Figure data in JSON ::
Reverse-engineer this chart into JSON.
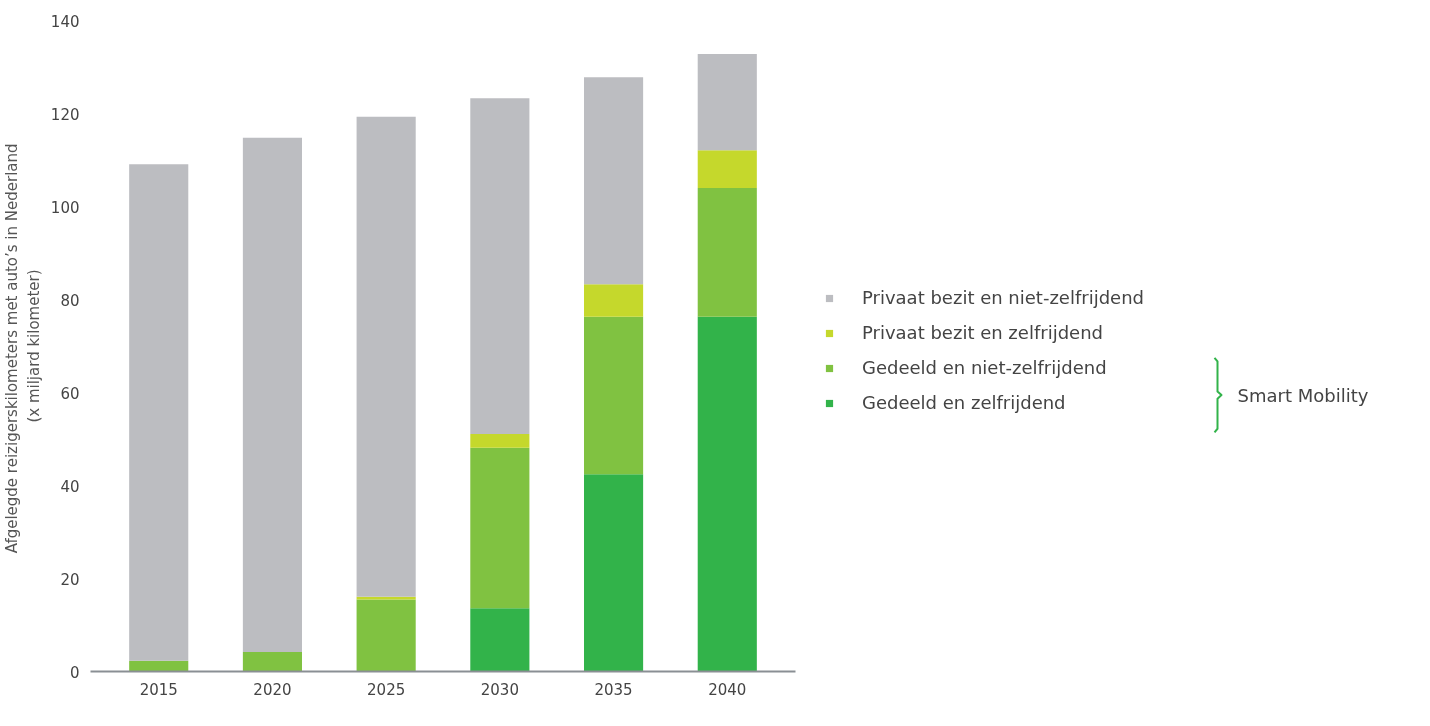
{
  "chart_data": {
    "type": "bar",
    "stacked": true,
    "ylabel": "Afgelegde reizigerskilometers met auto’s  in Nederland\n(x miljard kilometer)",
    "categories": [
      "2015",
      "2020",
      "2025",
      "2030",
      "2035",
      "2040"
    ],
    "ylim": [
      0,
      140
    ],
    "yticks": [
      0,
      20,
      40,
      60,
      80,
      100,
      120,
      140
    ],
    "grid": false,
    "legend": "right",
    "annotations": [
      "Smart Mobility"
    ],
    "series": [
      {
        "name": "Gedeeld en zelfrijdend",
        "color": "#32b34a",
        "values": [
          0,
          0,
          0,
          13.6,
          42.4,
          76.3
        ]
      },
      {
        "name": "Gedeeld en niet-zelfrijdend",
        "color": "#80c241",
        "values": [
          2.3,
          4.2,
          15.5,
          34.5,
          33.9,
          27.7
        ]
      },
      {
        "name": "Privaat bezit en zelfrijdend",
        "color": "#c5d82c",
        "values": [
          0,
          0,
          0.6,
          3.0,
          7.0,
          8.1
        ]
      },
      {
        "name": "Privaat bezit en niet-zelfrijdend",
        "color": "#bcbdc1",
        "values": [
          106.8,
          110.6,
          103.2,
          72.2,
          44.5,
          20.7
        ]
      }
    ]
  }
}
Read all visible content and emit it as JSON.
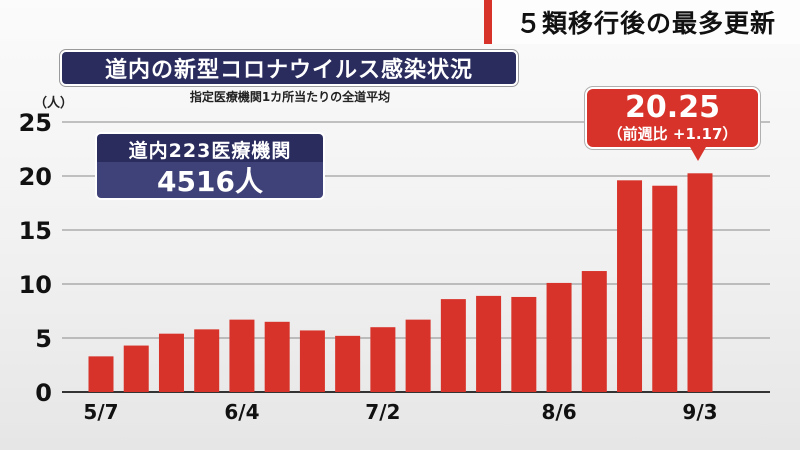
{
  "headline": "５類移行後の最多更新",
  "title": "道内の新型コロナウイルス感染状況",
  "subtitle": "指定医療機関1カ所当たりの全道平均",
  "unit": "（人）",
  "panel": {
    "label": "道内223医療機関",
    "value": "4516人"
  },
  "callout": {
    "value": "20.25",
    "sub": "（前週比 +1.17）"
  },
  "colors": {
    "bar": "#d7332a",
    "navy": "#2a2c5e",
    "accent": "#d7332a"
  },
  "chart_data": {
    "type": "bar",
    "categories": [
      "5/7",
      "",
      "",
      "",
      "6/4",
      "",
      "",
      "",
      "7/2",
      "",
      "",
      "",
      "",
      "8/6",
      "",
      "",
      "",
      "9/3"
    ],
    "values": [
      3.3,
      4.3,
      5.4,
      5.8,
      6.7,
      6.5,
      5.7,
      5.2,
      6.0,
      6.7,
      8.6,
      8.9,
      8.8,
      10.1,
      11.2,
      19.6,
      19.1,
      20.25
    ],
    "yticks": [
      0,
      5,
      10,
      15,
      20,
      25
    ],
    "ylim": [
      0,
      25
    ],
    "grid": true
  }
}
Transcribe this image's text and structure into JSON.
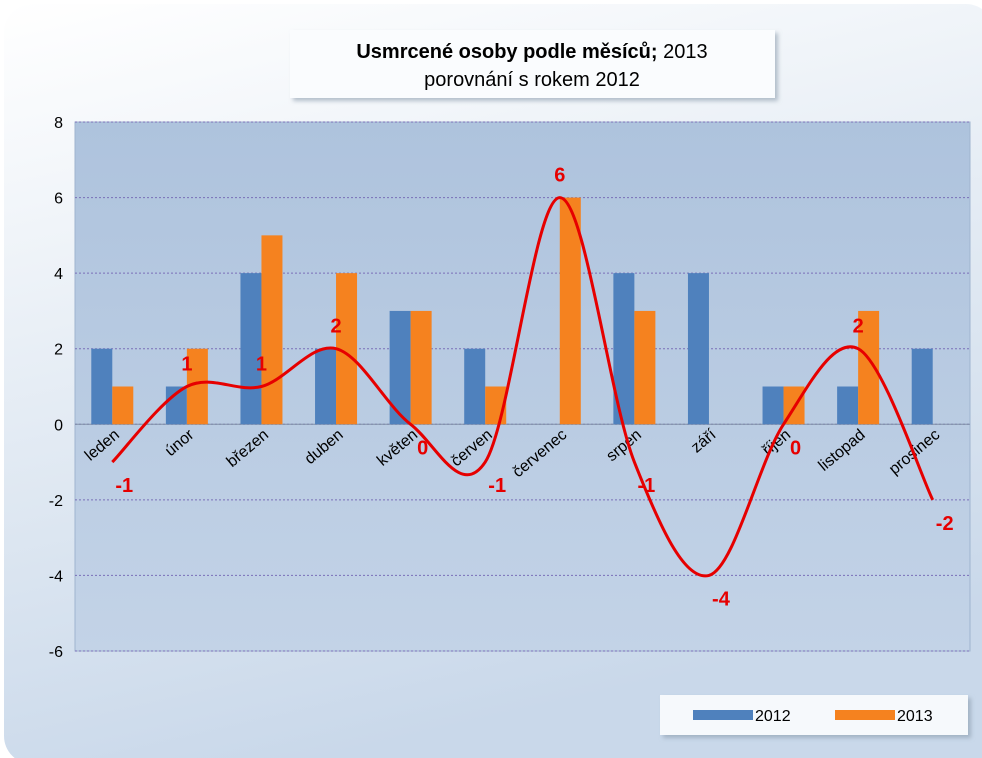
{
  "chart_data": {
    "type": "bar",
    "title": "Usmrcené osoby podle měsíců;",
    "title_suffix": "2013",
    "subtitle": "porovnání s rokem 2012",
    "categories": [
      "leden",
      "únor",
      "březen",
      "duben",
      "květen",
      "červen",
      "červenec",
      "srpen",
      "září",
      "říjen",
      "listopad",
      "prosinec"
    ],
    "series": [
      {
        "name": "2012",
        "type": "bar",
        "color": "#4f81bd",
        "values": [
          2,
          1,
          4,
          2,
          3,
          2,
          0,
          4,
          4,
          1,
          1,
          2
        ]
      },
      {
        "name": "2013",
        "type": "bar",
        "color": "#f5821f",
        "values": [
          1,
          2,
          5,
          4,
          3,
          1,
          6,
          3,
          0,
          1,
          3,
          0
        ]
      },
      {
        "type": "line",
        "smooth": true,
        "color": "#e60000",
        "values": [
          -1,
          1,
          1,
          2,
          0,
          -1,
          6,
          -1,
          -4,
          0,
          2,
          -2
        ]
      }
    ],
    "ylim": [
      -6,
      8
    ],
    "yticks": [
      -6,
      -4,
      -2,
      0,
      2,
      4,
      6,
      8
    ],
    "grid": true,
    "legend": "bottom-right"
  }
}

Aim :: Omit the pictures and give the material again, exactly and in full.

Problem solution ::
Reverse-engineer this chart into JSON.
{
  "chart_data": {
    "type": "bar",
    "stacked": true,
    "ylabel": "Afgelegde reizigerskilometers met auto’s  in Nederland\n(x miljard kilometer)",
    "categories": [
      "2015",
      "2020",
      "2025",
      "2030",
      "2035",
      "2040"
    ],
    "ylim": [
      0,
      140
    ],
    "yticks": [
      0,
      20,
      40,
      60,
      80,
      100,
      120,
      140
    ],
    "grid": false,
    "legend": "right",
    "annotations": [
      "Smart Mobility"
    ],
    "series": [
      {
        "name": "Gedeeld en zelfrijdend",
        "color": "#32b34a",
        "values": [
          0,
          0,
          0,
          13.6,
          42.4,
          76.3
        ]
      },
      {
        "name": "Gedeeld en niet-zelfrijdend",
        "color": "#80c241",
        "values": [
          2.3,
          4.2,
          15.5,
          34.5,
          33.9,
          27.7
        ]
      },
      {
        "name": "Privaat bezit en zelfrijdend",
        "color": "#c5d82c",
        "values": [
          0,
          0,
          0.6,
          3.0,
          7.0,
          8.1
        ]
      },
      {
        "name": "Privaat bezit en niet-zelfrijdend",
        "color": "#bcbdc1",
        "values": [
          106.8,
          110.6,
          103.2,
          72.2,
          44.5,
          20.7
        ]
      }
    ]
  }
}
Read all visible content and emit it as JSON.
{
  "headline": "５類移行後の最多更新",
  "title": "道内の新型コロナウイルス感染状況",
  "subtitle": "指定医療機関1カ所当たりの全道平均",
  "unit": "（人）",
  "panel": {
    "label": "道内223医療機関",
    "value": "4516人"
  },
  "callout": {
    "value": "20.25",
    "sub": "（前週比 +1.17）"
  },
  "colors": {
    "bar": "#d7332a",
    "navy": "#2a2c5e",
    "accent": "#d7332a"
  },
  "chart_data": {
    "type": "bar",
    "categories": [
      "5/7",
      "",
      "",
      "",
      "6/4",
      "",
      "",
      "",
      "7/2",
      "",
      "",
      "",
      "",
      "8/6",
      "",
      "",
      "",
      "9/3"
    ],
    "values": [
      3.3,
      4.3,
      5.4,
      5.8,
      6.7,
      6.5,
      5.7,
      5.2,
      6.0,
      6.7,
      8.6,
      8.9,
      8.8,
      10.1,
      11.2,
      19.6,
      19.1,
      20.25
    ],
    "yticks": [
      0,
      5,
      10,
      15,
      20,
      25
    ],
    "ylim": [
      0,
      25
    ],
    "grid": true
  }
}
Transcribe this image's text and structure into JSON.
{
  "chart_data": {
    "type": "bar",
    "title": "Usmrcené osoby podle měsíců;",
    "title_suffix": "2013",
    "subtitle": "porovnání s rokem 2012",
    "categories": [
      "leden",
      "únor",
      "březen",
      "duben",
      "květen",
      "červen",
      "červenec",
      "srpen",
      "září",
      "říjen",
      "listopad",
      "prosinec"
    ],
    "series": [
      {
        "name": "2012",
        "type": "bar",
        "color": "#4f81bd",
        "values": [
          2,
          1,
          4,
          2,
          3,
          2,
          0,
          4,
          4,
          1,
          1,
          2
        ]
      },
      {
        "name": "2013",
        "type": "bar",
        "color": "#f5821f",
        "values": [
          1,
          2,
          5,
          4,
          3,
          1,
          6,
          3,
          0,
          1,
          3,
          0
        ]
      },
      {
        "type": "line",
        "smooth": true,
        "color": "#e60000",
        "values": [
          -1,
          1,
          1,
          2,
          0,
          -1,
          6,
          -1,
          -4,
          0,
          2,
          -2
        ]
      }
    ],
    "ylim": [
      -6,
      8
    ],
    "yticks": [
      -6,
      -4,
      -2,
      0,
      2,
      4,
      6,
      8
    ],
    "grid": true,
    "legend": "bottom-right"
  }
}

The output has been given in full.